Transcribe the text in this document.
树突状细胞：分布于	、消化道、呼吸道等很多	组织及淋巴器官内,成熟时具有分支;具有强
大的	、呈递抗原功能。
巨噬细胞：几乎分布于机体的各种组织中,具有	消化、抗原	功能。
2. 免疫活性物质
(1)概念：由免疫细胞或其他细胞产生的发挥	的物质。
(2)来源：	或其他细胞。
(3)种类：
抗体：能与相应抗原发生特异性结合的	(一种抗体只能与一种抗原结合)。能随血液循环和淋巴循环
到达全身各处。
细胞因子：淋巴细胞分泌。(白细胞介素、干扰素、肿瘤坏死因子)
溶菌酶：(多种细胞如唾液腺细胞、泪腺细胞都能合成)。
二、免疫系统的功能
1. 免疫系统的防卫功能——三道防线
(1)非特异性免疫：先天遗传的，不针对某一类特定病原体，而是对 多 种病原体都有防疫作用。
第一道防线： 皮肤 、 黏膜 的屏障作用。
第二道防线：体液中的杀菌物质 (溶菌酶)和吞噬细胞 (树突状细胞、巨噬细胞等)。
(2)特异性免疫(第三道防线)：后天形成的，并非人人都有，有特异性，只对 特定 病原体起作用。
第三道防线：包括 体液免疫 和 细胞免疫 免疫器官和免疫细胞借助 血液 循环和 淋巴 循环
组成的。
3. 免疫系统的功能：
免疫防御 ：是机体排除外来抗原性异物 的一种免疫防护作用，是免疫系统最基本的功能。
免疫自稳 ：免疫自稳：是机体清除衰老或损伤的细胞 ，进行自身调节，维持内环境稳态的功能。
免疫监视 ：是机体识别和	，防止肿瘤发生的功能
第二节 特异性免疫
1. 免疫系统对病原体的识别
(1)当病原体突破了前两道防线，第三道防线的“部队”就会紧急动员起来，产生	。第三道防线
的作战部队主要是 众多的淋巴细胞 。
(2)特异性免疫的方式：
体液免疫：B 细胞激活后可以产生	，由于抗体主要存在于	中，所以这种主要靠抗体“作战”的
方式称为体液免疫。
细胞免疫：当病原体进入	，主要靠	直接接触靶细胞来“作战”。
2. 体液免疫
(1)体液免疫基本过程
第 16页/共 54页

★ ★ ★ ★

YOUR GOAL:
Above are some records; extract every one of them exactly.

FULL SOLUTION:
Transcribe the text in this document.
树突状细胞：分布于	、消化道、呼吸道等很多	组织及淋巴器官内,成熟时具有分支;具有强
大的	、呈递抗原功能。
巨噬细胞：几乎分布于机体的各种组织中,具有	消化、抗原	功能。
2. 免疫活性物质
(1)概念：由免疫细胞或其他细胞产生的发挥	的物质。
(2)来源：	或其他细胞。
(3)种类：
抗体：能与相应抗原发生特异性结合的	(一种抗体只能与一种抗原结合)。能随血液循环和淋巴循环
到达全身各处。
细胞因子：淋巴细胞分泌。(白细胞介素、干扰素、肿瘤坏死因子)
溶菌酶：(多种细胞如唾液腺细胞、泪腺细胞都能合成)。
二、免疫系统的功能
1. 免疫系统的防卫功能——三道防线
(1)非特异性免疫：先天遗传的，不针对某一类特定病原体，而是对 多 种病原体都有防疫作用。
第一道防线： 皮肤 、 黏膜 的屏障作用。
第二道防线：体液中的杀菌物质 (溶菌酶)和吞噬细胞 (树突状细胞、巨噬细胞等)。
(2)特异性免疫(第三道防线)：后天形成的，并非人人都有，有特异性，只对 特定 病原体起作用。
第三道防线：包括 体液免疫 和 细胞免疫 免疫器官和免疫细胞借助 血液 循环和 淋巴 循环
组成的。
3. 免疫系统的功能：
免疫防御 ：是机体排除外来抗原性异物 的一种免疫防护作用，是免疫系统最基本的功能。
免疫自稳 ：免疫自稳：是机体清除衰老或损伤的细胞 ，进行自身调节，维持内环境稳态的功能。
免疫监视 ：是机体识别和	，防止肿瘤发生的功能
第二节 特异性免疫
1. 免疫系统对病原体的识别
(1)当病原体突破了前两道防线，第三道防线的“部队”就会紧急动员起来，产生	。第三道防线
的作战部队主要是 众多的淋巴细胞 。
(2)特异性免疫的方式：
体液免疫：B 细胞激活后可以产生	，由于抗体主要存在于	中，所以这种主要靠抗体“作战”的
方式称为体液免疫。
细胞免疫：当病原体进入	，主要靠	直接接触靶细胞来“作战”。
2. 体液免疫
(1)体液免疫基本过程
第 16页/共 54页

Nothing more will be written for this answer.